● Excerpt to read:
★ ★ ★ ★

Tuesday, May 12, 2015

Bulls shouldn't expect help from the Fed

I received more than the usual amount of comments in response to my weekend post about unemployment claims (see A scary thought about US employment). With unemployment claims falling to multi-decade lows, I rhetorically asked if this is as good as it gets.


Not mentioned in my post is the close correlation between weekly claims (blue, inverted scale) and stock prices (red).


The real subtext is how the Fed interprets the employment numbers. At what point does the employment picture compel the Fed to act and start tightening?


A steady tightening path
I am seeing more and more Fedspeak and other signals indicating that the stock market should not expect any help from the Fed. On Monday, the WSJ reported that San Francisco Fed President Williams stated that the markets can't count on any further Fed signals about an interest rate hike, as it could happen at any time:
Federal Reserve Bank of San Francisco President John Williams told a television channel Monday that the U.S. central bank is unlikely to provide much warning ahead of an increase in short-term interest rates.

Instead, the official told CNBC that officials will need to go into every policy meetings with an open mind. “We should be coming together every six weeks, discussing what the outlook looks like, and what the right appropriate policy decisions at that meeting are, and adjusting policy” accordingly, Mr. Williams said. The Fed needs “to get out of this business of telegraphing our decisions in advance” and make sure that monetary policy is truly driven by and responsive to incoming economic data.

Mr. Williams said rate rises are “on the table at every meeting” but he would not suggest action is likely to happen at any particular point, although he did say a year from now he believes short-term rates will have moved up off of their current near zero levels.
Telegraphing intentions, especially when the decisions are "data dependent", would create excess volatility:
“You don’t want to make a decision three months in advance and announce that decision when you really have more time to collect data and make the most informed decision you can,” Mr. Williams said.

The official also noted that he accepts that a lack of firm guidance from central bankers could generate more volatility in financial markets.

★ ★ ★ ★

● Data extract:
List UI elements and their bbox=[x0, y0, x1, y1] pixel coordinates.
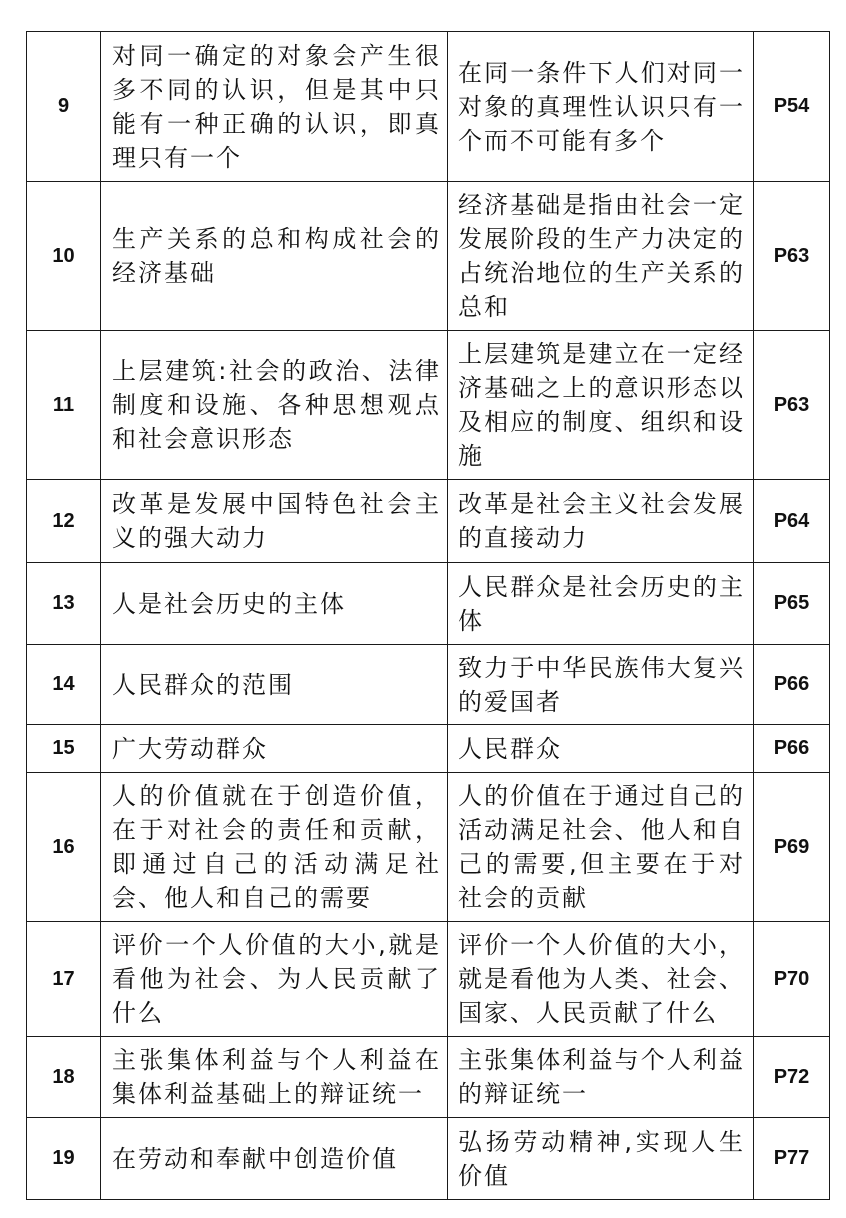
old-statement-cell bbox=[101, 331, 448, 480]
page-reference: P54 bbox=[754, 32, 830, 182]
table-row bbox=[27, 182, 830, 331]
page-reference: P64 bbox=[754, 480, 830, 563]
old-statement-text: 人的价值就在于创造价值，在于对社会的责任和贡献，即通过自己的活动满足社会、他人和自己的需要 bbox=[112, 782, 441, 912]
old-statement-cell bbox=[101, 480, 448, 563]
page-reference: P77 bbox=[754, 1118, 830, 1200]
old-statement-text: 改革是发展中国特色社会主义的强大动力 bbox=[112, 490, 441, 552]
table-row bbox=[27, 922, 830, 1037]
table-row bbox=[27, 645, 830, 725]
new-statement-cell bbox=[448, 331, 754, 480]
old-statement-cell bbox=[101, 773, 448, 922]
old-statement-text: 主张集体利益与个人利益在集体利益基础上的辩证统一 bbox=[112, 1046, 441, 1108]
row-number: 10 bbox=[27, 182, 101, 331]
old-statement-text: 上层建筑:社会的政治、法律制度和设施、各种思想观点和社会意识形态 bbox=[112, 357, 441, 453]
new-statement-cell bbox=[448, 645, 754, 725]
row-number: 11 bbox=[27, 331, 101, 480]
new-statement-text: 人民群众 bbox=[458, 734, 562, 763]
old-statement-text: 生产关系的总和构成社会的经济基础 bbox=[112, 225, 441, 287]
row-number: 15 bbox=[27, 725, 101, 773]
new-statement-text: 经济基础是指由社会一定发展阶段的生产力决定的占统治地位的生产关系的总和 bbox=[458, 191, 745, 321]
comparison-table bbox=[26, 31, 830, 1200]
old-statement-text: 在劳动和奉献中创造价值 bbox=[112, 1144, 398, 1173]
new-statement-text: 致力于中华民族伟大复兴的爱国者 bbox=[458, 653, 745, 716]
row-number: 12 bbox=[27, 480, 101, 563]
table-row bbox=[27, 1118, 830, 1200]
new-statement-cell bbox=[448, 32, 754, 182]
row-number: 18 bbox=[27, 1037, 101, 1118]
table-row bbox=[27, 480, 830, 563]
old-statement-cell bbox=[101, 1118, 448, 1200]
row-number: 16 bbox=[27, 773, 101, 922]
new-statement-text: 改革是社会主义社会发展的直接动力 bbox=[458, 490, 745, 552]
new-statement-text: 弘扬劳动精神,实现人生价值 bbox=[458, 1127, 745, 1190]
page-bottom-margin bbox=[0, 1200, 846, 1218]
new-statement-cell bbox=[448, 563, 754, 645]
table-row bbox=[27, 331, 830, 480]
page-reference: P66 bbox=[754, 645, 830, 725]
old-statement-cell bbox=[101, 725, 448, 773]
new-statement-cell bbox=[448, 182, 754, 331]
page-reference: P65 bbox=[754, 563, 830, 645]
old-statement-cell bbox=[101, 922, 448, 1037]
old-statement-text: 人是社会历史的主体 bbox=[112, 589, 346, 618]
new-statement-cell bbox=[448, 1037, 754, 1118]
page-reference: P72 bbox=[754, 1037, 830, 1118]
new-statement-text: 上层建筑是建立在一定经济基础之上的意识形态以及相应的制度、组织和设施 bbox=[458, 340, 745, 470]
old-statement-cell bbox=[101, 1037, 448, 1118]
row-number: 13 bbox=[27, 563, 101, 645]
table-row bbox=[27, 32, 830, 182]
new-statement-text: 在同一条件下人们对同一对象的真理性认识只有一个而不可能有多个 bbox=[458, 58, 745, 155]
new-statement-cell bbox=[448, 773, 754, 922]
row-number: 19 bbox=[27, 1118, 101, 1200]
row-number: 9 bbox=[27, 32, 101, 182]
new-statement-cell bbox=[448, 922, 754, 1037]
row-number: 17 bbox=[27, 922, 101, 1037]
page-reference: P70 bbox=[754, 922, 830, 1037]
old-statement-cell bbox=[101, 182, 448, 331]
old-statement-text: 评价一个人价值的大小,就是看他为社会、为人民贡献了什么 bbox=[112, 931, 441, 1027]
table-row bbox=[27, 725, 830, 773]
new-statement-text: 评价一个人价值的大小，就是看他为人类、社会、国家、人民贡献了什么 bbox=[458, 931, 745, 1027]
old-statement-text: 人民群众的范围 bbox=[112, 670, 294, 699]
old-statement-text: 对同一确定的对象会产生很多不同的认识，但是其中只能有一种正确的认识，即真理只有一个 bbox=[112, 41, 441, 172]
page-reference: P66 bbox=[754, 725, 830, 773]
new-statement-cell bbox=[448, 480, 754, 563]
table-row bbox=[27, 1037, 830, 1118]
row-number: 14 bbox=[27, 645, 101, 725]
page-reference: P63 bbox=[754, 182, 830, 331]
new-statement-text: 人的价值在于通过自己的活动满足社会、他人和自己的需要,但主要在于对社会的贡献 bbox=[458, 782, 745, 912]
table-row bbox=[27, 773, 830, 922]
old-statement-cell bbox=[101, 645, 448, 725]
new-statement-text: 主张集体利益与个人利益的辩证统一 bbox=[458, 1046, 745, 1108]
table-row bbox=[27, 563, 830, 645]
page-reference: P69 bbox=[754, 773, 830, 922]
old-statement-text: 广大劳动群众 bbox=[112, 734, 268, 763]
old-statement-cell bbox=[101, 32, 448, 182]
new-statement-cell bbox=[448, 1118, 754, 1200]
page-reference: P63 bbox=[754, 331, 830, 480]
old-statement-cell bbox=[101, 563, 448, 645]
new-statement-text: 人民群众是社会历史的主体 bbox=[458, 572, 745, 635]
new-statement-cell bbox=[448, 725, 754, 773]
table-body bbox=[27, 32, 830, 1200]
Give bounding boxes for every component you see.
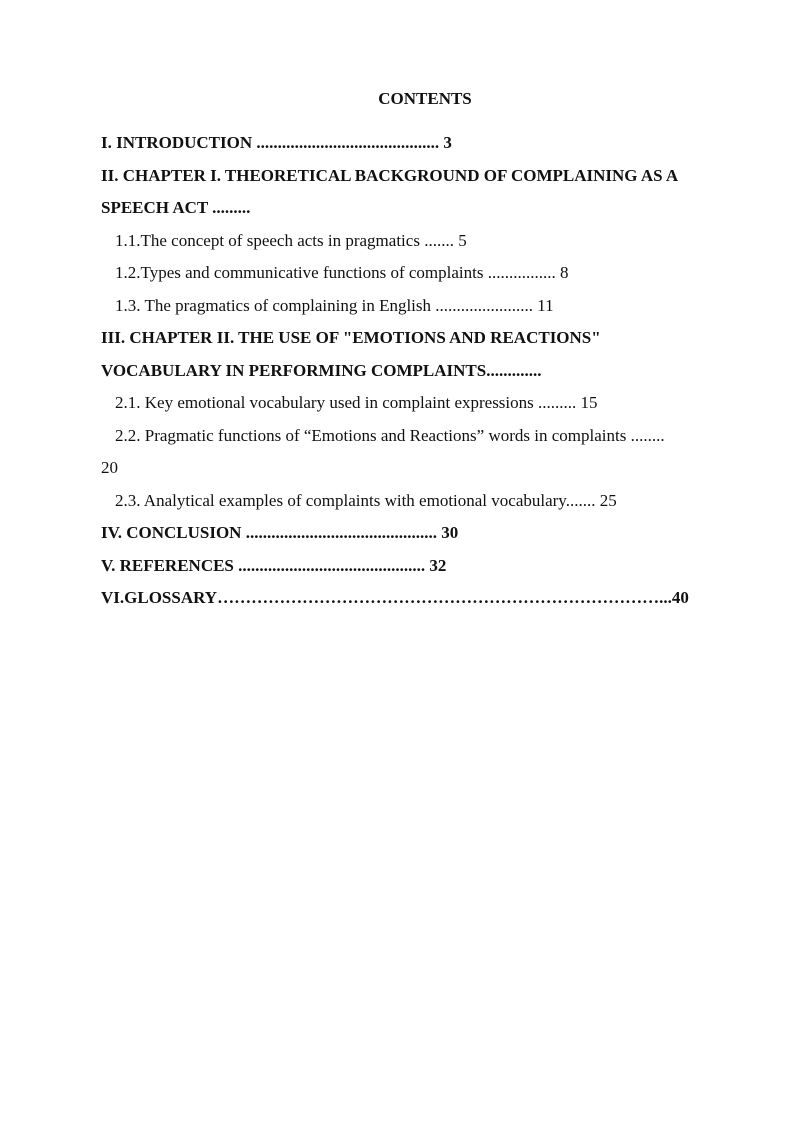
toc-entry-2-1[interactable]: 2.1. Key emotional vocabulary used in complaint expressions ......... 15	[115, 393, 598, 412]
table-of-contents	[101, 127, 751, 615]
toc-entry-chapter-2-heading[interactable]: III. CHAPTER II. THE USE OF "EMOTIONS AND REACTIONS"	[101, 328, 601, 347]
toc-entry-2-2-page-number[interactable]: 20	[101, 458, 118, 477]
toc-entry-1-3[interactable]: 1.3. The pragmatics of complaining in English ....................... 11	[115, 295, 554, 315]
toc-entry-1-2[interactable]: 1.2.Types and communicative functions of complaints ................ 8	[115, 263, 569, 282]
toc-entry-glossary[interactable]: VI.GLOSSARY……………………………………………………………………...40	[101, 588, 689, 607]
toc-entry-2-2[interactable]: 2.2. Pragmatic functions of “Emotions and Reactions” words in complaints ........	[115, 425, 665, 445]
toc-entry-2-3[interactable]: 2.3. Analytical examples of complaints with emotional vocabulary....... 25	[115, 490, 617, 510]
toc-entry-introduction[interactable]: I. INTRODUCTION ........................................... 3	[101, 133, 452, 152]
toc-entry-chapter-1-heading[interactable]: II. CHAPTER I. THEORETICAL BACKGROUND OF COMPLAINING AS A	[101, 165, 679, 185]
toc-entry-chapter-1-heading-continued[interactable]: SPEECH ACT .........	[101, 198, 251, 217]
toc-entry-chapter-2-heading-continued[interactable]: VOCABULARY IN PERFORMING COMPLAINTS.............	[101, 360, 542, 380]
toc-entry-1-1[interactable]: 1.1.The concept of speech acts in pragmatics ....... 5	[115, 230, 467, 250]
toc-entry-references[interactable]: V. REFERENCES ............................................ 32	[101, 555, 447, 575]
page-title: CONTENTS	[378, 89, 472, 108]
toc-entry-conclusion[interactable]: IV. CONCLUSION ............................................. 30	[101, 523, 459, 542]
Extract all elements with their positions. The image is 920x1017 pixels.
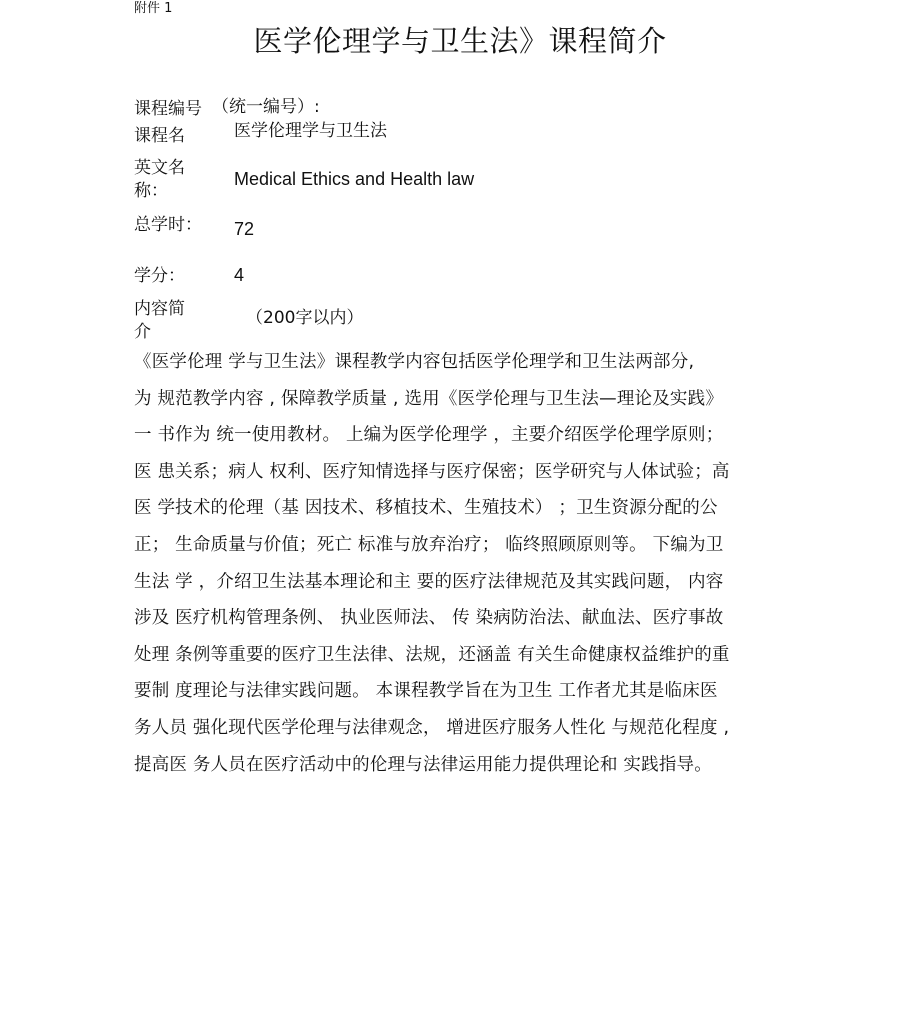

★ ★ ★ ★

● Task description:
Pick up the blog post about the Fed and stock market bulls after its last sentence and continue writing it.

● Answer for this exercise:
“We don’t want to be adding noise,” but at the same time, “we don’t want to be absolutely eliminating all uncertainty about our future actions. It’s healthy for the future actions to be uncertain because future conditions can change,” Mr. Williams said.
In a subsequent CNBC interview, Williams argued for an earlier preemptive rate hike to fight inflation, so that further hikes are either not necessary or delayed:
The Federal Reserve hiking interest rates "a bit earlier" allows the U.S. central bank to increase rates more gradually, a top Federal Reserve official said Tuesday.

Inflation shooting above the Fed's 2 percent target would force a more "dramatic" rate hike, San Francisco Federal Reserve President John Williams said Tuesday in prepared remarks before the Harvard Club of New York. Market watchers have eyed indications of when the Fed may abandon its near-zero interest rate policy.

Preparing the market
In addition, Janet Yellen's remarks last week were generally interpreted as preparing the markets for a rate hike (via Reuters):
I would highlight that equity market valuations at this point generally are quite high. There are potential dangers there...

We’ve also seen the compression of spreads on high-yield debt, which certainly looks like a reach for yield type of behavior...

When the Fed decides it’s time to begin raising rates, these term premiums could move up and we could see a sharp jump in long-term rates. So we’re trying to ... communicate as clearly about our monetary policy so we don’t take markets by surprise.
In other words, better let the markets get a little unsettled now and adjust to the idea of higher rates now, than to have it surprised and crash later.

New York Fed President William Dudley more or less said the same thing in a speech delivered on Tuesday, which appears to be part of a coordinated Fedspeak campaign to prepare the markets for interest rate normalizaton.
To be as direct as possible: I don’t know when this will occur. The timing of lift-off will depend on how the economic outlook evolves. Since the economic outlook is uncertain, this means the timing of liftoff must also be uncertain.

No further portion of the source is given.